--------------------
編集後記
神崎 秀陽
pp.910
発行日 2012年9月10日
Published Date 2012/9/10
DOI https://doi.org/10.11477/mf.1409103162
- フリーアクセス
- 文献概要
- 1ページ目
アンチエイジングという言葉をよく聞くようになりました.10年程前に研究会として発足してその数年後には学会となり,今や7,000人の会員を擁する「日本抗加齢医学会」のホームページを見ると,今年の横浜での学術集会参加者は4,000人を超えたとのことです.加齢は生物にとって不可避かつ重要な現象で,壮年期まではエイジングという言葉は加齢(成長)のイメージで,以後は老化(衰弱)と年齢によっても受け止め方は変わってきますので,個人的には,アンチエイジングを抗加齢と訳するのには多少違和感があります.この学会で取り上げられているトピックスからは,抗加齢より抗老化のほうが適切な気もしますが,老化という言葉をあえて避けたのでしょう.
PubMedでanti-aging のキーワード文献検索をすると,1948年のビタミンに関する論文が最も古いもので,その後,1970年代頃から抗酸化物質とアンチエイジングというテーマでの研究論文が多数出てきています.そして現在,長寿遺伝子あるいは抗老化遺伝子と呼ばれるサーチュイン遺伝子やその活性化機構が注目されています.欧米ではエイジングという言葉にはネガティブなニュアンスが強いのですが,わが国でも最近は男女を問わず,外見上の老化を遅らせてより若々しく見せたいと願う人が多いためか,「健康を保って長寿をめざす」という本来のアンチエイジングの医学的目的とはやや異なった,美容領域の話題が目につきます.過大あるいは虚偽ではないかと思われる,アンチエイジングを謳った化粧品,食品,サプリメントなどが氾濫している現状は,日本人の伝統的な思想や美学には相容れないと感じています.

+ + + + + + +

課題 1
本文のうち「PubMedでanti-ag」から「は相容れないと感じています.」までの部分を、一字も変えずに引用せよ。
課題 2
次の(a)〜(c)が本文の内容と合っているかを、それぞれ「はい」か「いいえ」で答え、判断の根拠となる本文の語句をそのまま添えよ。
(a) 日本抗加齢医学会の会員数は7,000人である。
(b) PubMedでanti-agingを検索すると、最も古い論文は1970年代のものである。
(c) 筆者は、アンチエイジングを抗加齢と訳すことに違和感はないと述べている。

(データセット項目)
+ + + + + + +

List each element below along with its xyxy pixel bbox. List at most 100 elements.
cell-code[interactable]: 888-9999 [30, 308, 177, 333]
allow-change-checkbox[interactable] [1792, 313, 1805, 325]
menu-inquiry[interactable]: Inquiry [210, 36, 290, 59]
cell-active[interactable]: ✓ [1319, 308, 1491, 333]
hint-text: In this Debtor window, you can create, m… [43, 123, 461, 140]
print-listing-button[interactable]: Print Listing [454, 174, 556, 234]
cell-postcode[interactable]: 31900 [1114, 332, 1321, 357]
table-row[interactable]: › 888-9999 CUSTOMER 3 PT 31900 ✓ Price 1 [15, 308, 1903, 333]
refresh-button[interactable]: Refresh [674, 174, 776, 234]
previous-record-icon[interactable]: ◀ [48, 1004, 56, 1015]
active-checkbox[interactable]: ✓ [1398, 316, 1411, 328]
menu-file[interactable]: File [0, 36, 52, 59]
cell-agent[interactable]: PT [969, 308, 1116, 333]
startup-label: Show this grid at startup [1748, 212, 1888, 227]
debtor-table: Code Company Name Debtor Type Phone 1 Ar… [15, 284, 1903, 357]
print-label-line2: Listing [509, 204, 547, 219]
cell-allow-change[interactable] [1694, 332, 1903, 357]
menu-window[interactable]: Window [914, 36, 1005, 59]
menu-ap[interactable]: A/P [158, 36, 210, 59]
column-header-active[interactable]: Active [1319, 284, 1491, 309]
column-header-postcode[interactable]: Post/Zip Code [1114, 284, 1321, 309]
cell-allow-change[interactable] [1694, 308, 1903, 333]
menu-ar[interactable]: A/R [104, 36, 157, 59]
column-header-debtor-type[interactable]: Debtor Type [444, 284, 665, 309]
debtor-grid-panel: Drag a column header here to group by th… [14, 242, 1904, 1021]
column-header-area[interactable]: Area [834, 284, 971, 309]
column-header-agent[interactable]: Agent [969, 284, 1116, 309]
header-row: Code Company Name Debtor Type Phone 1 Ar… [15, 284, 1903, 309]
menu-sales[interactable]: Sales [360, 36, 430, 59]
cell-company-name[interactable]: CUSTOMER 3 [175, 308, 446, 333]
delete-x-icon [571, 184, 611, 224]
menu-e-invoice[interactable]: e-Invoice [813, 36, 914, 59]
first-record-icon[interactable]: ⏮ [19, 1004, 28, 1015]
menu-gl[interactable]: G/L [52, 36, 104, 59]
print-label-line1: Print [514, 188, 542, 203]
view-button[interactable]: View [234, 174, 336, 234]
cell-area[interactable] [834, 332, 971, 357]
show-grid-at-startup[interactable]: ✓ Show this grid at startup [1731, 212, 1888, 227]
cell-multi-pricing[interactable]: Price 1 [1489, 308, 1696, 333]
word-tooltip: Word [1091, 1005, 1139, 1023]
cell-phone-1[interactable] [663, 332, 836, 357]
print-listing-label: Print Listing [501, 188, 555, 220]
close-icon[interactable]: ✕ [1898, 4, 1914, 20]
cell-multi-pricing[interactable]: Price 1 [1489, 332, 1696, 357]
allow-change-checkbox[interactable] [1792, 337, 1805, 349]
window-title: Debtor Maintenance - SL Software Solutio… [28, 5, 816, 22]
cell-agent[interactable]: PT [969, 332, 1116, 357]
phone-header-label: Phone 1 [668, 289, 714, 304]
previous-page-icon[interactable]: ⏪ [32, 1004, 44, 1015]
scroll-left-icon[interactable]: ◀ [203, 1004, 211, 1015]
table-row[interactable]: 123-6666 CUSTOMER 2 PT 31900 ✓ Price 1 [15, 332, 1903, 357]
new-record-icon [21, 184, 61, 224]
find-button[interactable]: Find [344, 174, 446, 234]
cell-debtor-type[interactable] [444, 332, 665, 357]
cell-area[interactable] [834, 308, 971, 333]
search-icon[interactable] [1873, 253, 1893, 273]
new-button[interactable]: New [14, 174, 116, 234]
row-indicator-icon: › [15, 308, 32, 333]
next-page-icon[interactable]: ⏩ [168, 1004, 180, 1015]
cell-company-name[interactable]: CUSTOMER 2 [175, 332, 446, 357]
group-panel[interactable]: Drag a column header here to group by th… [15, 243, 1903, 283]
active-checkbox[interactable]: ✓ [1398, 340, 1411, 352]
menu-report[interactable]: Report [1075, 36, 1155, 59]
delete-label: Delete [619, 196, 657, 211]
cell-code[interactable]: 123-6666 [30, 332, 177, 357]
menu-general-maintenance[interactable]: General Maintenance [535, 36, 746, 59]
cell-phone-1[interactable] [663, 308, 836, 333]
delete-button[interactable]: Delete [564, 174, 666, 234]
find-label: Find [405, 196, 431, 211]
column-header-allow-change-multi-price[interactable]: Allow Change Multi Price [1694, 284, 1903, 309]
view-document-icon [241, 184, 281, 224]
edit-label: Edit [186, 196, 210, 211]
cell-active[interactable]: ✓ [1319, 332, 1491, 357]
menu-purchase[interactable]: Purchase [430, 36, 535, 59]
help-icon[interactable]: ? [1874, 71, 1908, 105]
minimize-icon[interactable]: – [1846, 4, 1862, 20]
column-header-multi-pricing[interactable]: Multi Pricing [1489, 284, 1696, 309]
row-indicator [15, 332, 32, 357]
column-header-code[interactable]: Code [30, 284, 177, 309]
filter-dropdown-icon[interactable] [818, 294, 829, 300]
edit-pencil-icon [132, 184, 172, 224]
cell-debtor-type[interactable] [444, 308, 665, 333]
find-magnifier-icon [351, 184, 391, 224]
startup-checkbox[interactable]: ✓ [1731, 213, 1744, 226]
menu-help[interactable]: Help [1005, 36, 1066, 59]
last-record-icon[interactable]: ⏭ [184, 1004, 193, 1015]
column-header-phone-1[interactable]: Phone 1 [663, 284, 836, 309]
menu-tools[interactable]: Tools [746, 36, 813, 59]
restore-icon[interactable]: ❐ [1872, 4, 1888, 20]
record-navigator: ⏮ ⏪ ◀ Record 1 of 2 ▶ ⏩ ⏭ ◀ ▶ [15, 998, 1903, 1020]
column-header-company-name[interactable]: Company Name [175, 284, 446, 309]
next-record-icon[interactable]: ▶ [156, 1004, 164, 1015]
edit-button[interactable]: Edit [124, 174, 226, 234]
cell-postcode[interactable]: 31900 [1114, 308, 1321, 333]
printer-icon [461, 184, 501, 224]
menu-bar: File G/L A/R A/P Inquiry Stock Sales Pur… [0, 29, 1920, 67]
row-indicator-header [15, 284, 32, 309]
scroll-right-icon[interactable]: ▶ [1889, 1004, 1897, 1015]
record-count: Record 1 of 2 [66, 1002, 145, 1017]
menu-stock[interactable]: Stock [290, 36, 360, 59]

+ + + + + + +

解答 1
PubMedでanti-aging のキーワード文献検索をすると,1948年のビタミンに関する論文が最も古いもので,その後,1970年代頃から抗酸化物質とアンチエイジングというテーマでの研究論文が多数出てきています.そして現在,長寿遺伝子あるいは抗老化遺伝子と呼ばれるサーチュイン遺伝子やその活性化機構が注目されています.欧米ではエイジングという言葉にはネガティブなニュアンスが強いのですが,わが国でも最近は男女を問わず,外見上の老化を遅らせてより若々しく見せたいと願う人が多いためか,「健康を保って長寿をめざす」という本来のアンチエイジングの医学的目的とはやや異なった,美容領域の話題が目につきます.過大あるいは虚偽ではないかと思われる,アンチエイジングを謳った化粧品,食品,サプリメントなどが氾濫している現状は,日本人の伝統的な思想や美学には相容れないと感じています.

解答 2
(a) はい。「今や7,000人の会員を擁する」
(b) いいえ。「1948年のビタミンに関する論文が最も古いもので」
(c) いいえ。「アンチエイジングを抗加齢と訳するのには多少違和感があります」